*AIM OF THE TASK*. Reproduce the lines below word for word, starting at the line containing "Legend: Transcranial Magnetic" and ending at the line containing "Text: 44%: 44% [1015, 276, 1061, 295]".

[START LISTING]

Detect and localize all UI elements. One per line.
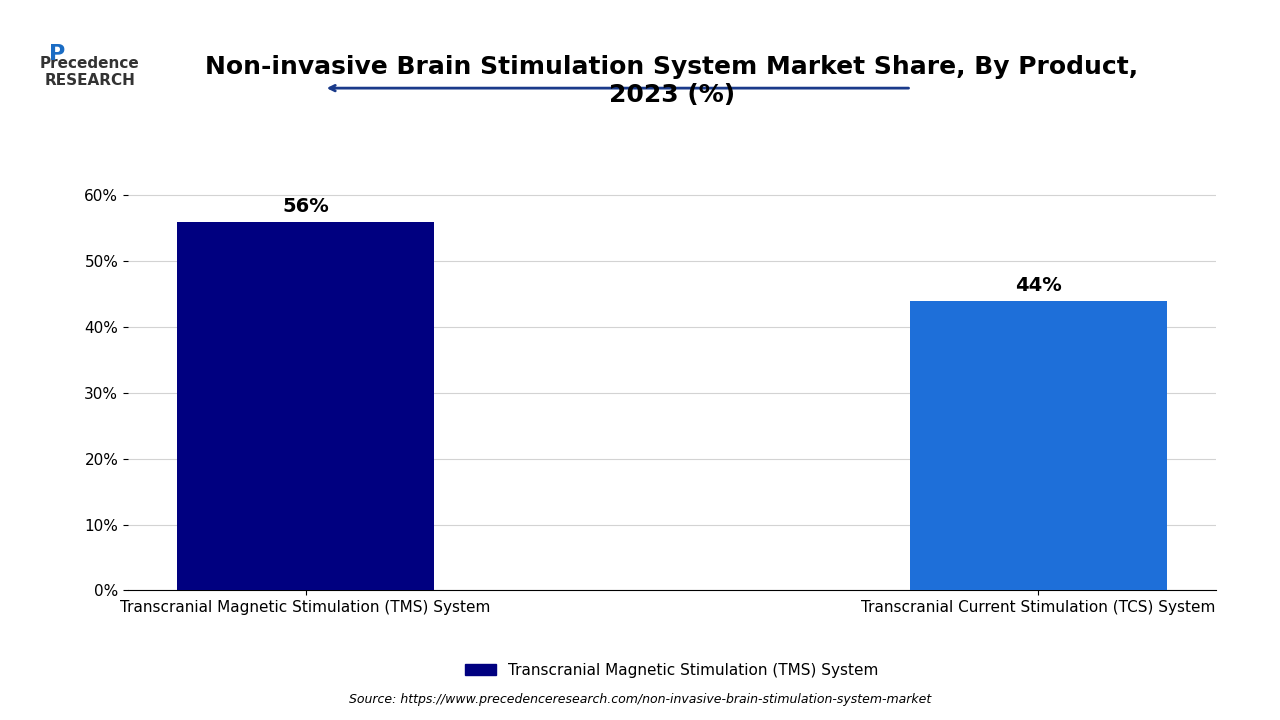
Legend: Transcranial Magnetic Stimulation (TMS) System: Transcranial Magnetic Stimulation (TMS) … [460, 657, 884, 684]
Text: P: P [50, 44, 65, 64]
Bar [910, 301, 1166, 590]
Text: 44%: 44% [1015, 276, 1061, 295]
Title: Non-invasive Brain Stimulation System Market Share, By Product,
2023 (%): Non-invasive Brain Stimulation System Ma… [205, 55, 1139, 107]
Text: Source: https://www.precedenceresearch.com/non-invasive-brain-stimulation-system: Source: https://www.precedenceresearch.c… [349, 693, 931, 706]
Bar [178, 222, 434, 590]
Text: Precedence
RESEARCH: Precedence RESEARCH [40, 55, 140, 89]
Text: 56%: 56% [283, 197, 329, 217]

[END LISTING]

*RESPONSE TO THIS TASK*.
Legend: Transcranial Magnetic Stimulation (TMS) System: Transcranial Magnetic Stimulation (TMS) … [460, 657, 884, 684]
Text: P: P [50, 44, 65, 64]
Bar [910, 301, 1166, 590]
Text: 44%: 44% [1015, 276, 1061, 295]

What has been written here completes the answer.